[What needs to be done] Below are some records; give them all again exactly, but not the pictures.

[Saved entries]
···

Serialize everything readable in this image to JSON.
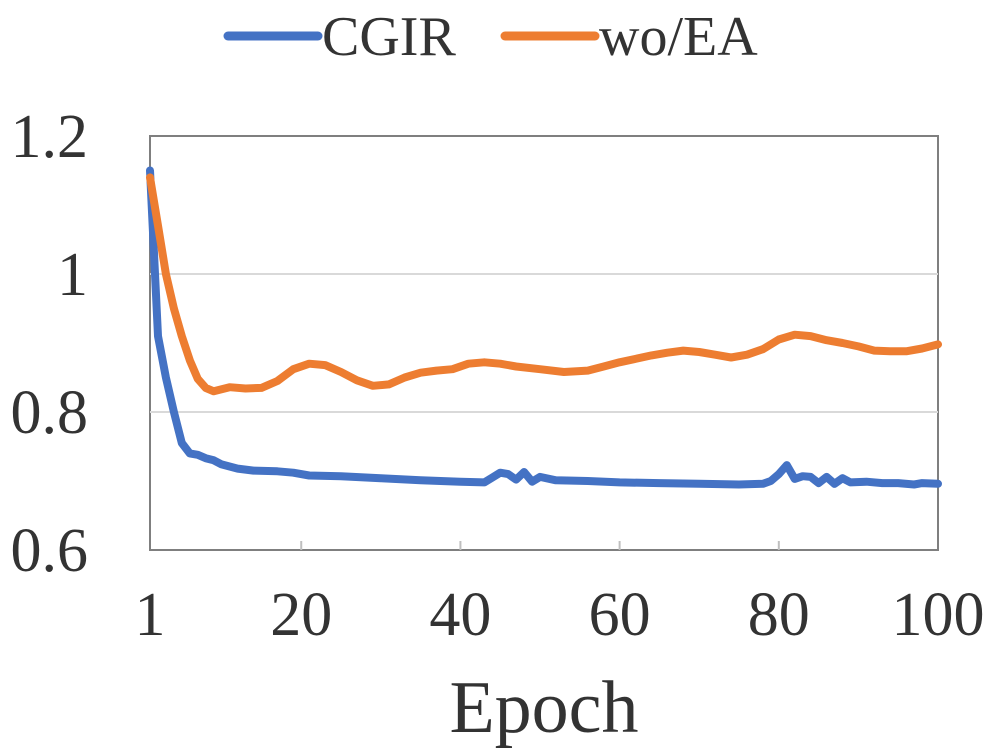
{
  "chart_data": {
    "type": "line",
    "title": "",
    "xlabel": "Epoch",
    "ylabel": "",
    "xlim": [
      1,
      100
    ],
    "ylim": [
      0.6,
      1.2
    ],
    "x_ticks": [
      1,
      20,
      40,
      60,
      80,
      100
    ],
    "x_tick_labels": [
      "1",
      "20",
      "40",
      "60",
      "80",
      "100"
    ],
    "y_ticks": [
      0.6,
      0.8,
      1.0,
      1.2
    ],
    "y_tick_labels": [
      "0.6",
      "0.8",
      "1",
      "1.2"
    ],
    "grid": "horizontal",
    "legend_position": "top",
    "series": [
      {
        "name": "CGIR",
        "color": "#4472C4",
        "points": [
          [
            1,
            1.15
          ],
          [
            2,
            0.91
          ],
          [
            3,
            0.85
          ],
          [
            4,
            0.8
          ],
          [
            5,
            0.755
          ],
          [
            6,
            0.74
          ],
          [
            7,
            0.738
          ],
          [
            8,
            0.733
          ],
          [
            9,
            0.73
          ],
          [
            10,
            0.724
          ],
          [
            12,
            0.718
          ],
          [
            14,
            0.715
          ],
          [
            17,
            0.714
          ],
          [
            19,
            0.712
          ],
          [
            21,
            0.708
          ],
          [
            25,
            0.707
          ],
          [
            30,
            0.704
          ],
          [
            35,
            0.701
          ],
          [
            40,
            0.699
          ],
          [
            43,
            0.698
          ],
          [
            44,
            0.705
          ],
          [
            45,
            0.712
          ],
          [
            46,
            0.71
          ],
          [
            47,
            0.702
          ],
          [
            48,
            0.713
          ],
          [
            49,
            0.699
          ],
          [
            50,
            0.706
          ],
          [
            52,
            0.701
          ],
          [
            56,
            0.7
          ],
          [
            60,
            0.698
          ],
          [
            65,
            0.697
          ],
          [
            70,
            0.696
          ],
          [
            75,
            0.695
          ],
          [
            78,
            0.696
          ],
          [
            79,
            0.7
          ],
          [
            80,
            0.71
          ],
          [
            81,
            0.723
          ],
          [
            82,
            0.703
          ],
          [
            83,
            0.707
          ],
          [
            84,
            0.706
          ],
          [
            85,
            0.697
          ],
          [
            86,
            0.706
          ],
          [
            87,
            0.696
          ],
          [
            88,
            0.704
          ],
          [
            89,
            0.698
          ],
          [
            91,
            0.699
          ],
          [
            93,
            0.697
          ],
          [
            95,
            0.697
          ],
          [
            97,
            0.695
          ],
          [
            98,
            0.697
          ],
          [
            100,
            0.696
          ]
        ]
      },
      {
        "name": "wo/EA",
        "color": "#ED7D31",
        "points": [
          [
            1,
            1.14
          ],
          [
            2,
            1.07
          ],
          [
            3,
            1.0
          ],
          [
            4,
            0.95
          ],
          [
            5,
            0.91
          ],
          [
            6,
            0.875
          ],
          [
            7,
            0.848
          ],
          [
            8,
            0.835
          ],
          [
            9,
            0.83
          ],
          [
            11,
            0.836
          ],
          [
            13,
            0.834
          ],
          [
            15,
            0.835
          ],
          [
            17,
            0.845
          ],
          [
            19,
            0.862
          ],
          [
            21,
            0.87
          ],
          [
            23,
            0.868
          ],
          [
            25,
            0.858
          ],
          [
            27,
            0.846
          ],
          [
            29,
            0.838
          ],
          [
            31,
            0.84
          ],
          [
            33,
            0.85
          ],
          [
            35,
            0.857
          ],
          [
            37,
            0.86
          ],
          [
            39,
            0.862
          ],
          [
            41,
            0.87
          ],
          [
            43,
            0.872
          ],
          [
            45,
            0.87
          ],
          [
            47,
            0.866
          ],
          [
            50,
            0.862
          ],
          [
            53,
            0.858
          ],
          [
            56,
            0.86
          ],
          [
            58,
            0.866
          ],
          [
            60,
            0.872
          ],
          [
            62,
            0.877
          ],
          [
            64,
            0.882
          ],
          [
            66,
            0.886
          ],
          [
            68,
            0.889
          ],
          [
            70,
            0.887
          ],
          [
            72,
            0.883
          ],
          [
            74,
            0.879
          ],
          [
            76,
            0.883
          ],
          [
            78,
            0.891
          ],
          [
            80,
            0.905
          ],
          [
            82,
            0.912
          ],
          [
            84,
            0.91
          ],
          [
            86,
            0.904
          ],
          [
            88,
            0.9
          ],
          [
            90,
            0.895
          ],
          [
            92,
            0.889
          ],
          [
            94,
            0.888
          ],
          [
            96,
            0.888
          ],
          [
            98,
            0.892
          ],
          [
            100,
            0.898
          ]
        ]
      }
    ]
  }
}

···

[Worked answer]
Serialize everything readable in this image to JSON.
{
  "chart_data": {
    "type": "line",
    "title": "",
    "xlabel": "Epoch",
    "ylabel": "",
    "xlim": [
      1,
      100
    ],
    "ylim": [
      0.6,
      1.2
    ],
    "x_ticks": [
      1,
      20,
      40,
      60,
      80,
      100
    ],
    "x_tick_labels": [
      "1",
      "20",
      "40",
      "60",
      "80",
      "100"
    ],
    "y_ticks": [
      0.6,
      0.8,
      1.0,
      1.2
    ],
    "y_tick_labels": [
      "0.6",
      "0.8",
      "1",
      "1.2"
    ],
    "grid": "horizontal",
    "legend_position": "top",
    "series": [
      {
        "name": "CGIR",
        "color": "#4472C4",
        "points": [
          [
            1,
            1.15
          ],
          [
            2,
            0.91
          ],
          [
            3,
            0.85
          ],
          [
            4,
            0.8
          ],
          [
            5,
            0.755
          ],
          [
            6,
            0.74
          ],
          [
            7,
            0.738
          ],
          [
            8,
            0.733
          ],
          [
            9,
            0.73
          ],
          [
            10,
            0.724
          ],
          [
            12,
            0.718
          ],
          [
            14,
            0.715
          ],
          [
            17,
            0.714
          ],
          [
            19,
            0.712
          ],
          [
            21,
            0.708
          ],
          [
            25,
            0.707
          ],
          [
            30,
            0.704
          ],
          [
            35,
            0.701
          ],
          [
            40,
            0.699
          ],
          [
            43,
            0.698
          ],
          [
            44,
            0.705
          ],
          [
            45,
            0.712
          ],
          [
            46,
            0.71
          ],
          [
            47,
            0.702
          ],
          [
            48,
            0.713
          ],
          [
            49,
            0.699
          ],
          [
            50,
            0.706
          ],
          [
            52,
            0.701
          ],
          [
            56,
            0.7
          ],
          [
            60,
            0.698
          ],
          [
            65,
            0.697
          ],
          [
            70,
            0.696
          ],
          [
            75,
            0.695
          ],
          [
            78,
            0.696
          ],
          [
            79,
            0.7
          ],
          [
            80,
            0.71
          ],
          [
            81,
            0.723
          ],
          [
            82,
            0.703
          ],
          [
            83,
            0.707
          ],
          [
            84,
            0.706
          ],
          [
            85,
            0.697
          ],
          [
            86,
            0.706
          ],
          [
            87,
            0.696
          ],
          [
            88,
            0.704
          ],
          [
            89,
            0.698
          ],
          [
            91,
            0.699
          ],
          [
            93,
            0.697
          ],
          [
            95,
            0.697
          ],
          [
            97,
            0.695
          ],
          [
            98,
            0.697
          ],
          [
            100,
            0.696
          ]
        ]
      },
      {
        "name": "wo/EA",
        "color": "#ED7D31",
        "points": [
          [
            1,
            1.14
          ],
          [
            2,
            1.07
          ],
          [
            3,
            1.0
          ],
          [
            4,
            0.95
          ],
          [
            5,
            0.91
          ],
          [
            6,
            0.875
          ],
          [
            7,
            0.848
          ],
          [
            8,
            0.835
          ],
          [
            9,
            0.83
          ],
          [
            11,
            0.836
          ],
          [
            13,
            0.834
          ],
          [
            15,
            0.835
          ],
          [
            17,
            0.845
          ],
          [
            19,
            0.862
          ],
          [
            21,
            0.87
          ],
          [
            23,
            0.868
          ],
          [
            25,
            0.858
          ],
          [
            27,
            0.846
          ],
          [
            29,
            0.838
          ],
          [
            31,
            0.84
          ],
          [
            33,
            0.85
          ],
          [
            35,
            0.857
          ],
          [
            37,
            0.86
          ],
          [
            39,
            0.862
          ],
          [
            41,
            0.87
          ],
          [
            43,
            0.872
          ],
          [
            45,
            0.87
          ],
          [
            47,
            0.866
          ],
          [
            50,
            0.862
          ],
          [
            53,
            0.858
          ],
          [
            56,
            0.86
          ],
          [
            58,
            0.866
          ],
          [
            60,
            0.872
          ],
          [
            62,
            0.877
          ],
          [
            64,
            0.882
          ],
          [
            66,
            0.886
          ],
          [
            68,
            0.889
          ],
          [
            70,
            0.887
          ],
          [
            72,
            0.883
          ],
          [
            74,
            0.879
          ],
          [
            76,
            0.883
          ],
          [
            78,
            0.891
          ],
          [
            80,
            0.905
          ],
          [
            82,
            0.912
          ],
          [
            84,
            0.91
          ],
          [
            86,
            0.904
          ],
          [
            88,
            0.9
          ],
          [
            90,
            0.895
          ],
          [
            92,
            0.889
          ],
          [
            94,
            0.888
          ],
          [
            96,
            0.888
          ],
          [
            98,
            0.892
          ],
          [
            100,
            0.898
          ]
        ]
      }
    ]
  }
}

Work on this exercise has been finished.